======== Data shown
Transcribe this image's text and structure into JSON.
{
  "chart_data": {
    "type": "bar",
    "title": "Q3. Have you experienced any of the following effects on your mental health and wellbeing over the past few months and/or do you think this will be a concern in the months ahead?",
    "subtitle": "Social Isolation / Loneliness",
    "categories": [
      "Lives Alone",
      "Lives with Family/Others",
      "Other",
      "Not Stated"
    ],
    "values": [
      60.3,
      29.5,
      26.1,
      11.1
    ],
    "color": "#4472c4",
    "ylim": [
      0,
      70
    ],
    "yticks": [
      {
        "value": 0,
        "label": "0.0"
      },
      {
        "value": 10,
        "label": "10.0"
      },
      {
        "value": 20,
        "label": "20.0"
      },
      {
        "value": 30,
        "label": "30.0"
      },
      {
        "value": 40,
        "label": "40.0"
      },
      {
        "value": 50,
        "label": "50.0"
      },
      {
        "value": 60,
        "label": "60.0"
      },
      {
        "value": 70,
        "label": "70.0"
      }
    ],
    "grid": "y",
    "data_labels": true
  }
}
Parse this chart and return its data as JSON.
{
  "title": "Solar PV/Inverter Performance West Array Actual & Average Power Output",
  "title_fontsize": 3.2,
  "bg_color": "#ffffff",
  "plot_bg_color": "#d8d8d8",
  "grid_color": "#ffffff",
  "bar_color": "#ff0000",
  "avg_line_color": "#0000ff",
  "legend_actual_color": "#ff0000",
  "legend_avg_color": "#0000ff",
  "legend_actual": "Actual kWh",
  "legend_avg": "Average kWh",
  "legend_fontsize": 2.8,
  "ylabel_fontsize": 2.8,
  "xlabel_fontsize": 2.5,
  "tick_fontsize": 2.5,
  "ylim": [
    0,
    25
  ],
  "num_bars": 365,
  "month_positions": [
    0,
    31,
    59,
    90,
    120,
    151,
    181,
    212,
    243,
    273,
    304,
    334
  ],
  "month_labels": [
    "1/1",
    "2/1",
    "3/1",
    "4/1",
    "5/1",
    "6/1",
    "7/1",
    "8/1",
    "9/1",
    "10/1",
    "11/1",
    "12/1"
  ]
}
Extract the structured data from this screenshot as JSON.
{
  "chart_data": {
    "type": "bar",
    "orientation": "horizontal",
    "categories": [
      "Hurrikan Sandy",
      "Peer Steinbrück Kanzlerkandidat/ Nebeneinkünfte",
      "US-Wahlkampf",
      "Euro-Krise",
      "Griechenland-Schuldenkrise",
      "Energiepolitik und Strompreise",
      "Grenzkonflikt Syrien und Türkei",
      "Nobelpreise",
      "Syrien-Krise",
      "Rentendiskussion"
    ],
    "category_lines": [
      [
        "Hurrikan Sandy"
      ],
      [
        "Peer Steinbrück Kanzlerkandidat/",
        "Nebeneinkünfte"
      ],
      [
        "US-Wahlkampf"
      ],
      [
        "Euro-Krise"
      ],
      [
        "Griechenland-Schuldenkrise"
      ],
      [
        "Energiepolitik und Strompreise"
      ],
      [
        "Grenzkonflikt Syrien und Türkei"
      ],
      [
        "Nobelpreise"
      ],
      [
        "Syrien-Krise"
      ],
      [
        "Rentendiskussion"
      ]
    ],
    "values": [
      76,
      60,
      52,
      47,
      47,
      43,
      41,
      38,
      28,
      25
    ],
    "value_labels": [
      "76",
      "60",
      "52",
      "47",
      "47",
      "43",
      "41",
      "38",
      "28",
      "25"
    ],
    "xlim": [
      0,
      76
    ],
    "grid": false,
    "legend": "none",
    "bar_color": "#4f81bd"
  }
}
================
What the task requires: Restate all of the entries above precisely.

The response:
Transcribe this image's text and structure into JSON.
{
  "chart_data": {
    "type": "bar",
    "title": "Q3. Have you experienced any of the following effects on your mental health and wellbeing over the past few months and/or do you think this will be a concern in the months ahead?",
    "subtitle": "Social Isolation / Loneliness",
    "categories": [
      "Lives Alone",
      "Lives with Family/Others",
      "Other",
      "Not Stated"
    ],
    "values": [
      60.3,
      29.5,
      26.1,
      11.1
    ],
    "color": "#4472c4",
    "ylim": [
      0,
      70
    ],
    "yticks": [
      {
        "value": 0,
        "label": "0.0"
      },
      {
        "value": 10,
        "label": "10.0"
      },
      {
        "value": 20,
        "label": "20.0"
      },
      {
        "value": 30,
        "label": "30.0"
      },
      {
        "value": 40,
        "label": "40.0"
      },
      {
        "value": 50,
        "label": "50.0"
      },
      {
        "value": 60,
        "label": "60.0"
      },
      {
        "value": 70,
        "label": "70.0"
      }
    ],
    "grid": "y",
    "data_labels": true
  }
}
Parse this chart and return its data as JSON.
{
  "title": "Solar PV/Inverter Performance West Array Actual & Average Power Output",
  "title_fontsize": 3.2,
  "bg_color": "#ffffff",
  "plot_bg_color": "#d8d8d8",
  "grid_color": "#ffffff",
  "bar_color": "#ff0000",
  "avg_line_color": "#0000ff",
  "legend_actual_color": "#ff0000",
  "legend_avg_color": "#0000ff",
  "legend_actual": "Actual kWh",
  "legend_avg": "Average kWh",
  "legend_fontsize": 2.8,
  "ylabel_fontsize": 2.8,
  "xlabel_fontsize": 2.5,
  "tick_fontsize": 2.5,
  "ylim": [
    0,
    25
  ],
  "num_bars": 365,
  "month_positions": [
    0,
    31,
    59,
    90,
    120,
    151,
    181,
    212,
    243,
    273,
    304,
    334
  ],
  "month_labels": [
    "1/1",
    "2/1",
    "3/1",
    "4/1",
    "5/1",
    "6/1",
    "7/1",
    "8/1",
    "9/1",
    "10/1",
    "11/1",
    "12/1"
  ]
}
Extract the structured data from this screenshot as JSON.
{
  "chart_data": {
    "type": "bar",
    "orientation": "horizontal",
    "categories": [
      "Hurrikan Sandy",
      "Peer Steinbrück Kanzlerkandidat/ Nebeneinkünfte",
      "US-Wahlkampf",
      "Euro-Krise",
      "Griechenland-Schuldenkrise",
      "Energiepolitik und Strompreise",
      "Grenzkonflikt Syrien und Türkei",
      "Nobelpreise",
      "Syrien-Krise",
      "Rentendiskussion"
    ],
    "category_lines": [
      [
        "Hurrikan Sandy"
      ],
      [
        "Peer Steinbrück Kanzlerkandidat/",
        "Nebeneinkünfte"
      ],
      [
        "US-Wahlkampf"
      ],
      [
        "Euro-Krise"
      ],
      [
        "Griechenland-Schuldenkrise"
      ],
      [
        "Energiepolitik und Strompreise"
      ],
      [
        "Grenzkonflikt Syrien und Türkei"
      ],
      [
        "Nobelpreise"
      ],
      [
        "Syrien-Krise"
      ],
      [
        "Rentendiskussion"
      ]
    ],
    "values": [
      76,
      60,
      52,
      47,
      47,
      43,
      41,
      38,
      28,
      25
    ],
    "value_labels": [
      "76",
      "60",
      "52",
      "47",
      "47",
      "43",
      "41",
      "38",
      "28",
      "25"
    ],
    "xlim": [
      0,
      76
    ],
    "grid": false,
    "legend": "none",
    "bar_color": "#4f81bd"
  }
}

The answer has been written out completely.